Excluding images, repeat the data exactly as given.

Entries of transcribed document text

****************

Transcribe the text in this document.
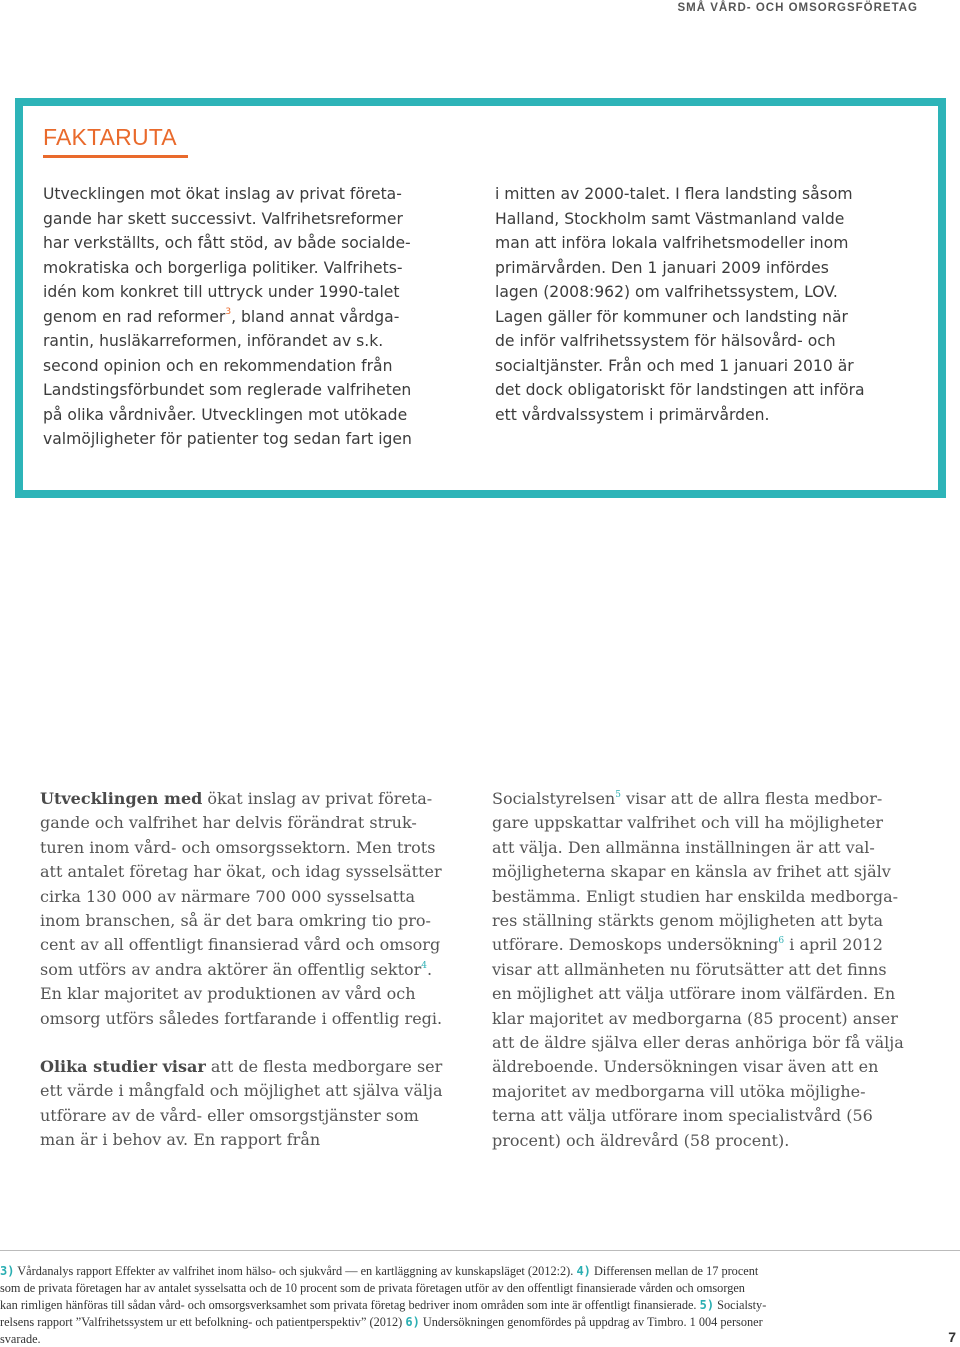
SMÅ VÅRD- OCH OMSORGSFÖRETAG
FAKTARUTA
Utvecklingen mot ökat inslag av privat företa-
gande har skett successivt. Valfrihetsreformer
har verkställts, och fått stöd, av både socialde-
mokratiska och borgerliga politiker. Valfrihets-
idén kom konkret till uttryck under 1990-talet
genom en rad reformer$^3$, bland annat vårdga-
rantin, husläkarreformen, införandet av s.k.
second opinion och en rekommendation från
Landstingsförbundet som reglerade valfriheten
på olika vårdnivåer. Utvecklingen mot utökade
valmöjligheter för patienter tog sedan fart igen
i mitten av 2000-talet. I flera landsting såsom
Halland, Stockholm samt Västmanland valde
man att införa lokala valfrihetsmodeller inom
primärvården. Den 1 januari 2009 infördes
lagen (2008:962) om valfrihetssystem, LOV.
Lagen gäller för kommuner och landsting när
de inför valfrihetssystem för hälsovård- och
socialtjänster. Från och med 1 januari 2010 är
det dock obligatoriskt för landstingen att införa
ett vårdvalssystem i primärvården.
Utvecklingen med ökat inslag av privat företa-
gande och valfrihet har delvis förändrat struk-
turen inom vård- och omsorgssektorn. Men trots
att antalet företag har ökat, och idag sysselsätter
cirka 130 000 av närmare 700 000 sysselsatta
inom branschen, så är det bara omkring tio pro-
cent av all offentligt finansierad vård och omsorg
som utförs av andra aktörer än offentlig sektor$^4$.
En klar majoritet av produktionen av vård och
omsorg utförs således fortfarande i offentlig regi.
Olika studier visar att de flesta medborgare ser
ett värde i mångfald och möjlighet att själva välja
utförare av de vård- eller omsorgstjänster som
man är i behov av. En rapport från
Socialstyrelsen$^5$ visar att de allra flesta medbor-
gare uppskattar valfrihet och vill ha möjligheter
att välja. Den allmänna inställningen är att val-
möjligheterna skapar en känsla av frihet att själv
bestämma. Enligt studien har enskilda medborga-
res ställning stärkts genom möjligheten att byta
utförare. Demoskops undersökning$^6$ i april 2012
visar att allmänheten nu förutsätter att det finns
en möjlighet att välja utförare inom välfärden. En
klar majoritet av medborgarna (85 procent) anser
att de äldre själva eller deras anhöriga bör få välja
äldreboende. Undersökningen visar även att en
majoritet av medborgarna vill utöka möjlighe-
terna att välja utförare inom specialistvård (56
procent) och äldrevård (58 procent).
3) Vårdanalys rapport Effekter av valfrihet inom hälso- och sjukvård — en kartläggning av kunskapsläget (2012:2). 4) Differensen mellan de 17 procent
som de privata företagen har av antalet sysselsatta och de 10 procent som de privata företagen utför av den offentligt finansierade vården och omsorgen
kan rimligen hänföras till sådan vård- och omsorgsverksamhet som privata företag bedriver inom områden som inte är offentligt finansierade. 5) Socialsty-
relsens rapport ”Valfrihetssystem ur ett befolkning- och patientperspektiv” (2012) 6) Undersökningen genomfördes på uppdrag av Timbro. 1 004 personer
svarade.	7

****************

### Written response:
Transcribe the text in this document.
SMÅ VÅRD- OCH OMSORGSFÖRETAG
FAKTARUTA
Utvecklingen mot ökat inslag av privat företa-
gande har skett successivt. Valfrihetsreformer
har verkställts, och fått stöd, av både socialde-
mokratiska och borgerliga politiker. Valfrihets-
idén kom konkret till uttryck under 1990-talet
genom en rad reformer$^3$, bland annat vårdga-
rantin, husläkarreformen, införandet av s.k.
second opinion och en rekommendation från
Landstingsförbundet som reglerade valfriheten
på olika vårdnivåer. Utvecklingen mot utökade
valmöjligheter för patienter tog sedan fart igen
i mitten av 2000-talet. I flera landsting såsom
Halland, Stockholm samt Västmanland valde
man att införa lokala valfrihetsmodeller inom
primärvården. Den 1 januari 2009 infördes
lagen (2008:962) om valfrihetssystem, LOV.
Lagen gäller för kommuner och landsting när
de inför valfrihetssystem för hälsovård- och
socialtjänster. Från och med 1 januari 2010 är
det dock obligatoriskt för landstingen att införa
ett vårdvalssystem i primärvården.
Utvecklingen med ökat inslag av privat företa-
gande och valfrihet har delvis förändrat struk-
turen inom vård- och omsorgssektorn. Men trots
att antalet företag har ökat, och idag sysselsätter
cirka 130 000 av närmare 700 000 sysselsatta
inom branschen, så är det bara omkring tio pro-
cent av all offentligt finansierad vård och omsorg
som utförs av andra aktörer än offentlig sektor$^4$.
En klar majoritet av produktionen av vård och
omsorg utförs således fortfarande i offentlig regi.
Olika studier visar att de flesta medborgare ser
ett värde i mångfald och möjlighet att själva välja
utförare av de vård- eller omsorgstjänster som
man är i behov av. En rapport från
Socialstyrelsen$^5$ visar att de allra flesta medbor-
gare uppskattar valfrihet och vill ha möjligheter
att välja. Den allmänna inställningen är att val-
möjligheterna skapar en känsla av frihet att själv
bestämma. Enligt studien har enskilda medborga-
res ställning stärkts genom möjligheten att byta
utförare. Demoskops undersökning$^6$ i april 2012
visar att allmänheten nu förutsätter att det finns
en möjlighet att välja utförare inom välfärden. En
klar majoritet av medborgarna (85 procent) anser
att de äldre själva eller deras anhöriga bör få välja
äldreboende. Undersökningen visar även att en
majoritet av medborgarna vill utöka möjlighe-
terna att välja utförare inom specialistvård (56
procent) och äldrevård (58 procent).
3) Vårdanalys rapport Effekter av valfrihet inom hälso- och sjukvård — en kartläggning av kunskapsläget (2012:2). 4) Differensen mellan de 17 procent
som de privata företagen har av antalet sysselsatta och de 10 procent som de privata företagen utför av den offentligt finansierade vården och omsorgen
kan rimligen hänföras till sådan vård- och omsorgsverksamhet som privata företag bedriver inom områden som inte är offentligt finansierade. 5) Socialsty-
relsens rapport ”Valfrihetssystem ur ett befolkning- och patientperspektiv” (2012) 6) Undersökningen genomfördes på uppdrag av Timbro. 1 004 personer
svarade.	7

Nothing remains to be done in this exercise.